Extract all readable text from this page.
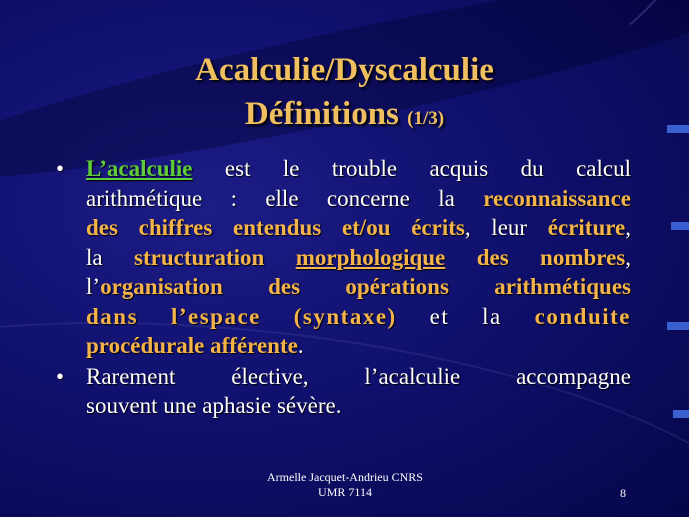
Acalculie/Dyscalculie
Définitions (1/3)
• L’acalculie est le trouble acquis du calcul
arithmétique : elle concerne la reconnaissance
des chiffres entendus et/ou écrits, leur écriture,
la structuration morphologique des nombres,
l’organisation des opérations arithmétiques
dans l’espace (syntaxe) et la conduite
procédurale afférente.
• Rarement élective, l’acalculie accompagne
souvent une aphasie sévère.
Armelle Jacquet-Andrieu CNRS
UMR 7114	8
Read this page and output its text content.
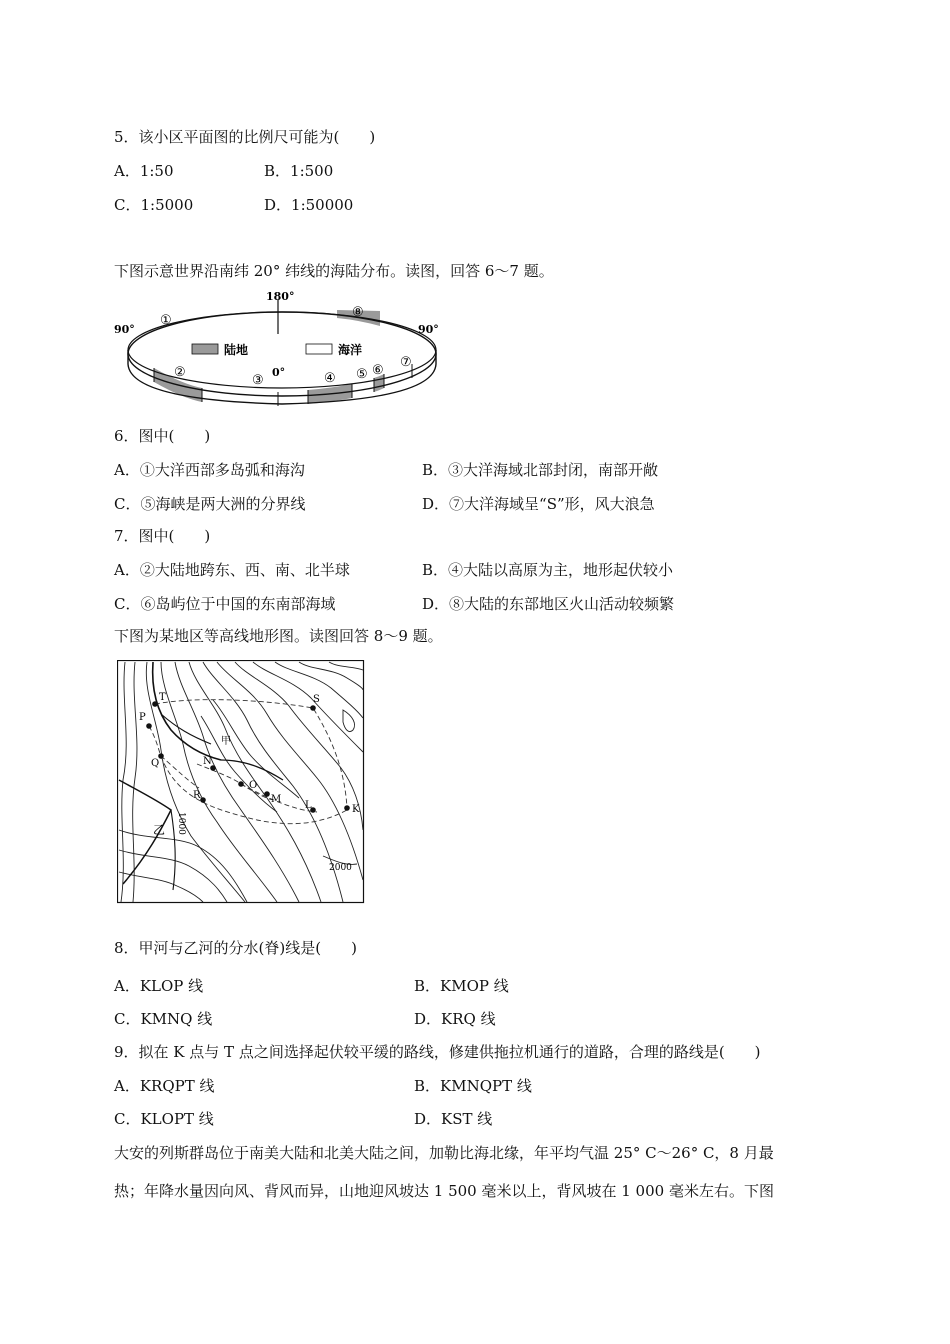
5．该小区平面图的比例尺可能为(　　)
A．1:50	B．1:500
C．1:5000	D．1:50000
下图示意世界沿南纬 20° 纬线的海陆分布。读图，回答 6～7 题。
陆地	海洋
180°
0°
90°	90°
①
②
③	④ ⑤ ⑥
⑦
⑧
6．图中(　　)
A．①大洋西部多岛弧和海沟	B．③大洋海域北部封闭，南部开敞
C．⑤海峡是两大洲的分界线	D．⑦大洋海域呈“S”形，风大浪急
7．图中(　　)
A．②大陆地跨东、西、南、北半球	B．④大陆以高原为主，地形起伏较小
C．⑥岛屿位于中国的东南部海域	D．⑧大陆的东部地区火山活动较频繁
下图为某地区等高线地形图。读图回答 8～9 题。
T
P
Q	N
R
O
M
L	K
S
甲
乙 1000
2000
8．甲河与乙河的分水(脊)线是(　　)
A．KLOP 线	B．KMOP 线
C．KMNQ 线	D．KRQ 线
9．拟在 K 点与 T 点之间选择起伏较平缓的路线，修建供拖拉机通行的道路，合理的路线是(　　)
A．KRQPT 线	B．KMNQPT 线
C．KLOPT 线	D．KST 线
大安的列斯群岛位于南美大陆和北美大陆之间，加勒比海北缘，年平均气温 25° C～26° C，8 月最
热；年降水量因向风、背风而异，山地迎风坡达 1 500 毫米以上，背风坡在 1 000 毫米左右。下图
* * *
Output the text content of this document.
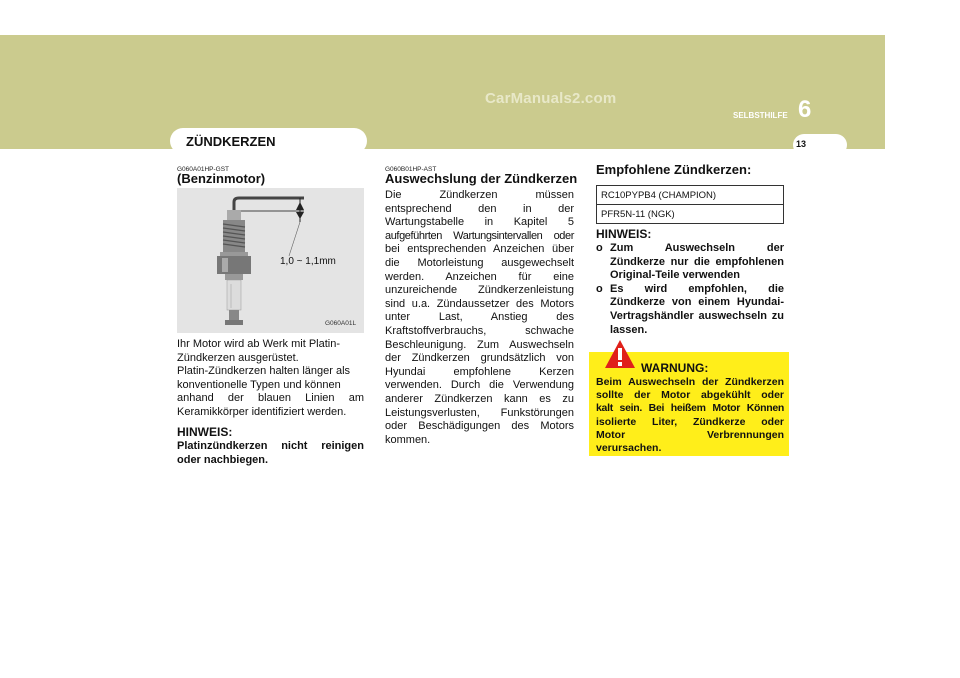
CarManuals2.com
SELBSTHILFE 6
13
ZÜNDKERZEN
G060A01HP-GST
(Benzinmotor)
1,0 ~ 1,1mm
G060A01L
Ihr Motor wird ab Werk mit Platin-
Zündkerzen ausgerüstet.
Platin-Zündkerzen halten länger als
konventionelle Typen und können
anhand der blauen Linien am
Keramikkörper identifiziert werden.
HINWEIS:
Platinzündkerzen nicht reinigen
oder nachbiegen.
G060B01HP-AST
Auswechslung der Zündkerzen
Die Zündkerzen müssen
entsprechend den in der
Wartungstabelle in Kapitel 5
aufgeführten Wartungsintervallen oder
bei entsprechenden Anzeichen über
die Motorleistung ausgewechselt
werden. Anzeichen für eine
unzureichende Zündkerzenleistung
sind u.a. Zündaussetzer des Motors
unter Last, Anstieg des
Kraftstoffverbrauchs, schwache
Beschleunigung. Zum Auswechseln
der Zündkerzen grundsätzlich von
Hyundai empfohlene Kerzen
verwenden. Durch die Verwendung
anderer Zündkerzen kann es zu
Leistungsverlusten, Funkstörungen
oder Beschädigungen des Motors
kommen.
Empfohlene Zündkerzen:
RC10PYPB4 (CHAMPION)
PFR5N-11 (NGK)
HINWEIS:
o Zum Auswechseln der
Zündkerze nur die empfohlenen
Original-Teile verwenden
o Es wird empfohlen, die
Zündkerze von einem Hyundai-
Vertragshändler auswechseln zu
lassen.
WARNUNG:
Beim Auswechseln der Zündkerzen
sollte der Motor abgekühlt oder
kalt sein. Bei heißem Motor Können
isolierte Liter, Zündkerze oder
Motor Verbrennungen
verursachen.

What you have to do
From the listing above, return each line with the word "wird".

Answer in full
Ihr Motor wird ab Werk mit Platin-
o Es wird empfohlen, die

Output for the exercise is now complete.